◆ Task description:
List every national cricket team named in the cricket commentary below.

◆ Passage provided:
================================
Unfit players bad for morale of team
It took nine overs for South Africa to make the 44 runs, required to win the Durban test match by 10 wickets
It took nine overs for South Africa to make the 44 runs, required to win the Durban test match by 10 wickets. 36 runs came of the 5 angry overs bowled by Sami, a senseless display of short-pitched bowling , the equivalent of banging one's head against a wall.
By contrast, England made Australia sweat it out for the 107 runs it needed, losing 5 wickets. It was an inspiring piece of cricket.
England bowled with passion, pride and commitment, qualities of heart missing in Pakistan effort. It would have been nice if Pakistan had taken a wicket or two. It goes to show a frame of mind, an attitude.
Waqar Younis, perhaps, believes that he himself is two bowlers because he goes in with a bowler short in both versions of the game. In the Durban test match, Pakistan played 4 bowlers and to compound the mistake, won the toss and sent South Africa in, as if it had McGrath, Gillespie, Lee and Warne in the team.
================================
◆ Material:
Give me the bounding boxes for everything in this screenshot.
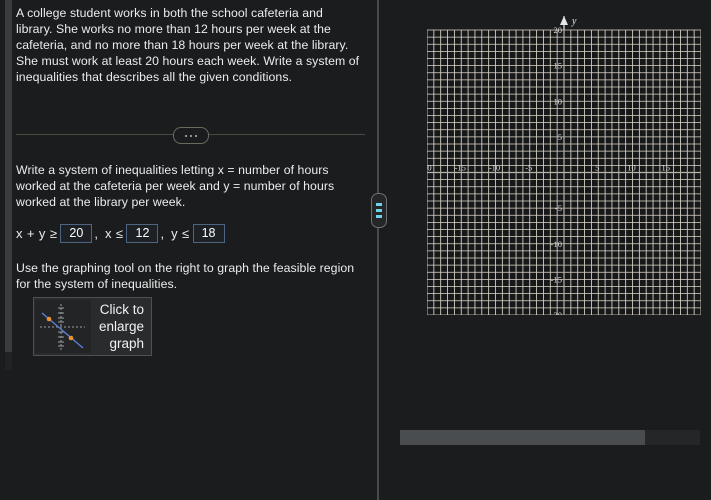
================================
◆ Solution for this problem:
South Africa, England, Australia, Pakistan